__DATASET__.

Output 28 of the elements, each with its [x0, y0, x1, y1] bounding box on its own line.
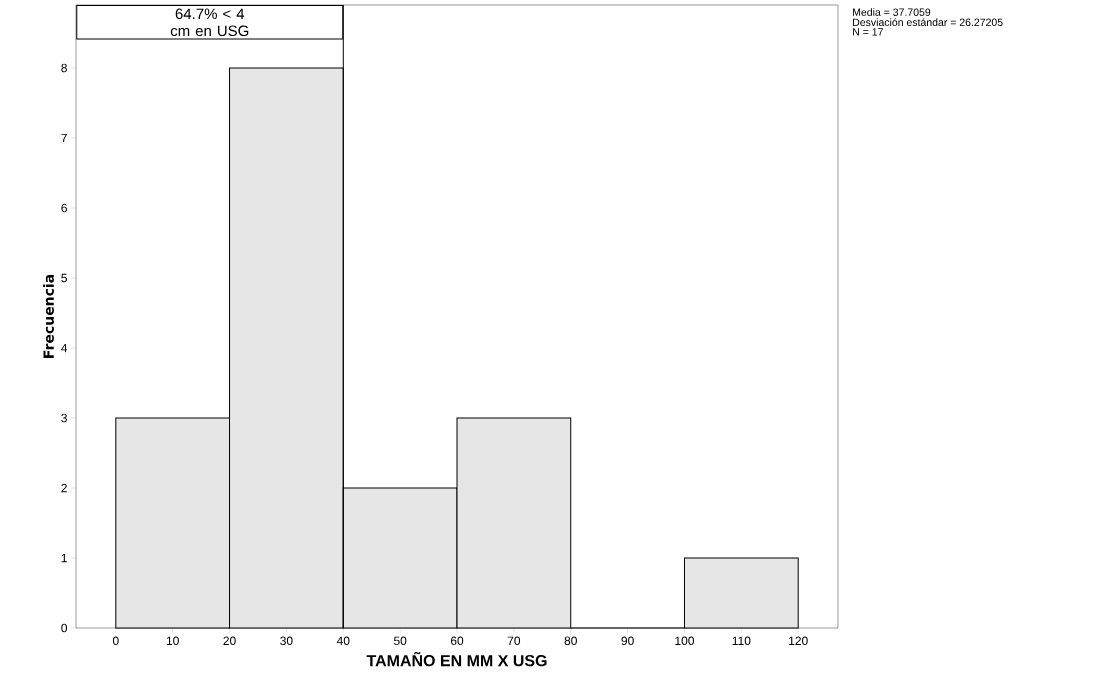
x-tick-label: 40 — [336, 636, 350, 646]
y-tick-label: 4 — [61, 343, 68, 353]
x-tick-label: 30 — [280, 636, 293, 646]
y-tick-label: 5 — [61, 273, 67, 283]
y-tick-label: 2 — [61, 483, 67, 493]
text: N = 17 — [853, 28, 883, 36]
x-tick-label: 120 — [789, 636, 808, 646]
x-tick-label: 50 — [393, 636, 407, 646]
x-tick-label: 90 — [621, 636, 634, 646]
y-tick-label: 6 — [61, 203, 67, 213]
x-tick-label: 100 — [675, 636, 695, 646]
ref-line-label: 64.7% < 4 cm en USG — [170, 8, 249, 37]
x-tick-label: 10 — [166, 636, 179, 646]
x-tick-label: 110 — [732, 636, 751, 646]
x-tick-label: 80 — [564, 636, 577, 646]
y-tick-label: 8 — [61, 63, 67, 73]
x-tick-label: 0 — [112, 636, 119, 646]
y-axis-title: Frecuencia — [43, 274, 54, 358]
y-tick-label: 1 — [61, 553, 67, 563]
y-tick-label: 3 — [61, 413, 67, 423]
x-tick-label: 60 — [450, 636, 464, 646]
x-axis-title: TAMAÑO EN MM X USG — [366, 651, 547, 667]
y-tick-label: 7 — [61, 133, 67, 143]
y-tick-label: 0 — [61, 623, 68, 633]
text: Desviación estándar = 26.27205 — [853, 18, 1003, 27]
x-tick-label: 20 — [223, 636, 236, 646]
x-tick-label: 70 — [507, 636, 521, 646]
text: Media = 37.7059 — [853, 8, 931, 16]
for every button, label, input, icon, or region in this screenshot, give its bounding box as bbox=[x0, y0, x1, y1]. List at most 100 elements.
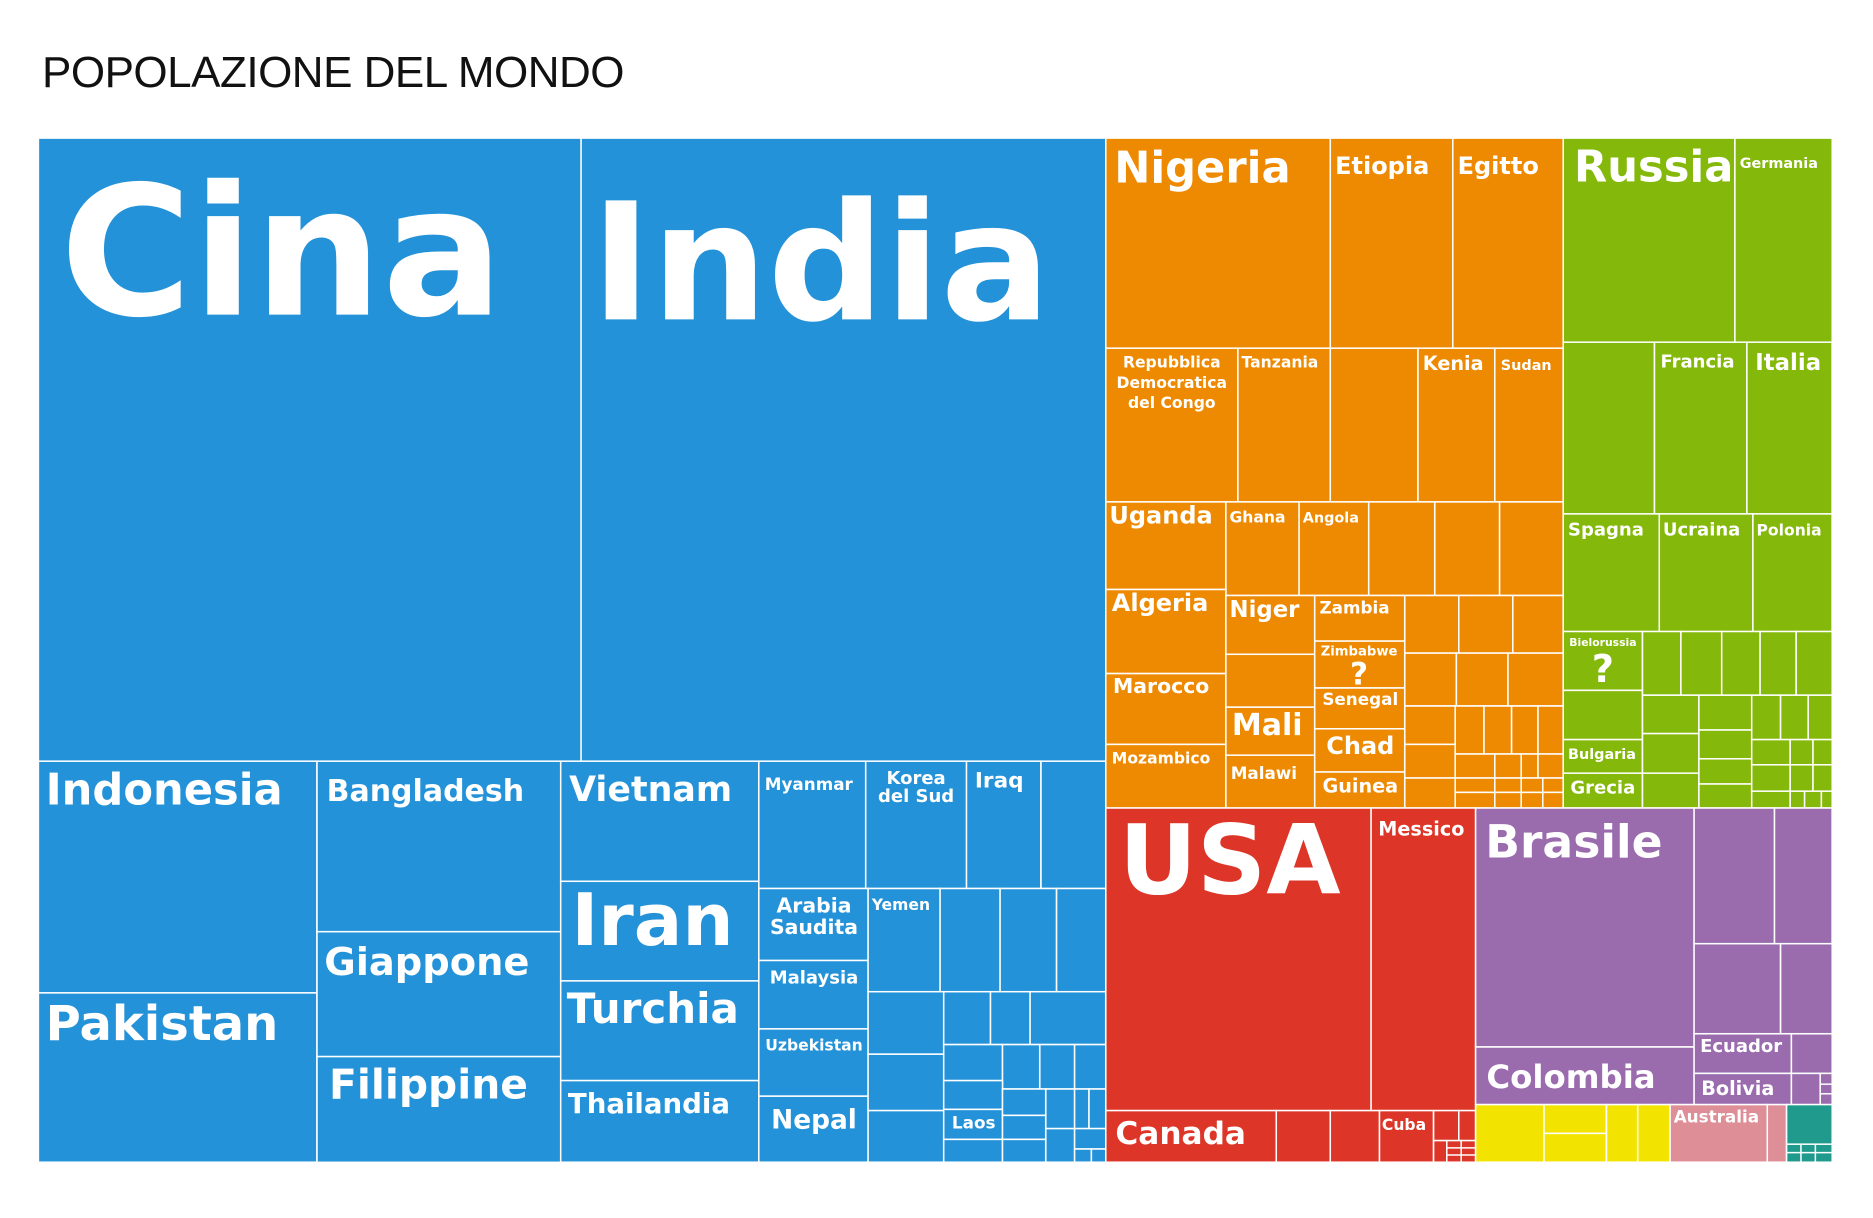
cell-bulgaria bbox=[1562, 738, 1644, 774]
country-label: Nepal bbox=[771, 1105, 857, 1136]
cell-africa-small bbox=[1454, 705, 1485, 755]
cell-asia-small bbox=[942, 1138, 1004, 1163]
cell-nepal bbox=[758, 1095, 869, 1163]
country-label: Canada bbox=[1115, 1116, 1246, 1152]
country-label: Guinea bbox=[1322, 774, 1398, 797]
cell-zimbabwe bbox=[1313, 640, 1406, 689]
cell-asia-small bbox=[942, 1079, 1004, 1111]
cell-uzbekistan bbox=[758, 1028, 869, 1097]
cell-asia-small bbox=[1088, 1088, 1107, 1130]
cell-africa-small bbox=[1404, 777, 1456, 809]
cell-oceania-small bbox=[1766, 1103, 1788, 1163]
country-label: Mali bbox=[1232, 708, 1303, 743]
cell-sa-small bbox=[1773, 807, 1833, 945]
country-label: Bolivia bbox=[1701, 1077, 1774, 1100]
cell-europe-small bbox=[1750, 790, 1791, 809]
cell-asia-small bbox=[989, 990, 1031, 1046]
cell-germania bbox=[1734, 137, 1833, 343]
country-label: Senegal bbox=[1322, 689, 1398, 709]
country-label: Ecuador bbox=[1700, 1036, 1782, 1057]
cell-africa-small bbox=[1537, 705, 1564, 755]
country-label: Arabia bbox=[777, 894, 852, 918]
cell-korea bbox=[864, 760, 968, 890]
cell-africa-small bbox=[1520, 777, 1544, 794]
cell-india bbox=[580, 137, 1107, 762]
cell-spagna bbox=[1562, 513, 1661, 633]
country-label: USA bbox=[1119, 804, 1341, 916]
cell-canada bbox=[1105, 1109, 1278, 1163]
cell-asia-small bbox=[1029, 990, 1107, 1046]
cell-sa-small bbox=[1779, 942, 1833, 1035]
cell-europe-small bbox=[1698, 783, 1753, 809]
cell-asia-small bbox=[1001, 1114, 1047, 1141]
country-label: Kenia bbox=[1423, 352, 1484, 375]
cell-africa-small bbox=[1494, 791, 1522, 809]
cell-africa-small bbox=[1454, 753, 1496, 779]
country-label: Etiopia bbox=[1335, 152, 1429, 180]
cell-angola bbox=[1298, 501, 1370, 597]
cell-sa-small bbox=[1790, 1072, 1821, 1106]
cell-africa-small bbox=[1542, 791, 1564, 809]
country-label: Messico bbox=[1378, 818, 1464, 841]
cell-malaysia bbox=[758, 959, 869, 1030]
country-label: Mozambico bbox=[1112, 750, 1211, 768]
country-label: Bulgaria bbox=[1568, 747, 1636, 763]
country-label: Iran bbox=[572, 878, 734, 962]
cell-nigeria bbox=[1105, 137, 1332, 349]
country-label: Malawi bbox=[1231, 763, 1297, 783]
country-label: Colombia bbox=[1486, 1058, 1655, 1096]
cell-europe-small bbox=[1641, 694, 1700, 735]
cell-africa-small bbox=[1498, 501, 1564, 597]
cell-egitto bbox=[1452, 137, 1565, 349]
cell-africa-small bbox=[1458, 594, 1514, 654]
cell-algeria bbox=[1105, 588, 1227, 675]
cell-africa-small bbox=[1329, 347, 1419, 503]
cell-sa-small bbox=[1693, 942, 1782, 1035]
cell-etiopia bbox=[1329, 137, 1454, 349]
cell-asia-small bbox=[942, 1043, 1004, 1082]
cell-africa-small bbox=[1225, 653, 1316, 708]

__EXERCISE REQUIREMENTS__. Retype the entries from the line containing "x-tick-label: 40 — [336, 636, 350, 646]" up to and including the line containing "x-tick-label: 120 — [789, 636, 808, 646]", with nothing changed.

__ANSWER TO THIS PROBLEM__.
x-tick-label: 40 — [336, 636, 350, 646]
y-tick-label: 4 — [61, 343, 68, 353]
x-tick-label: 30 — [280, 636, 293, 646]
y-tick-label: 5 — [61, 273, 67, 283]
y-tick-label: 2 — [61, 483, 67, 493]
text: N = 17 — [853, 28, 883, 36]
x-tick-label: 120 — [789, 636, 808, 646]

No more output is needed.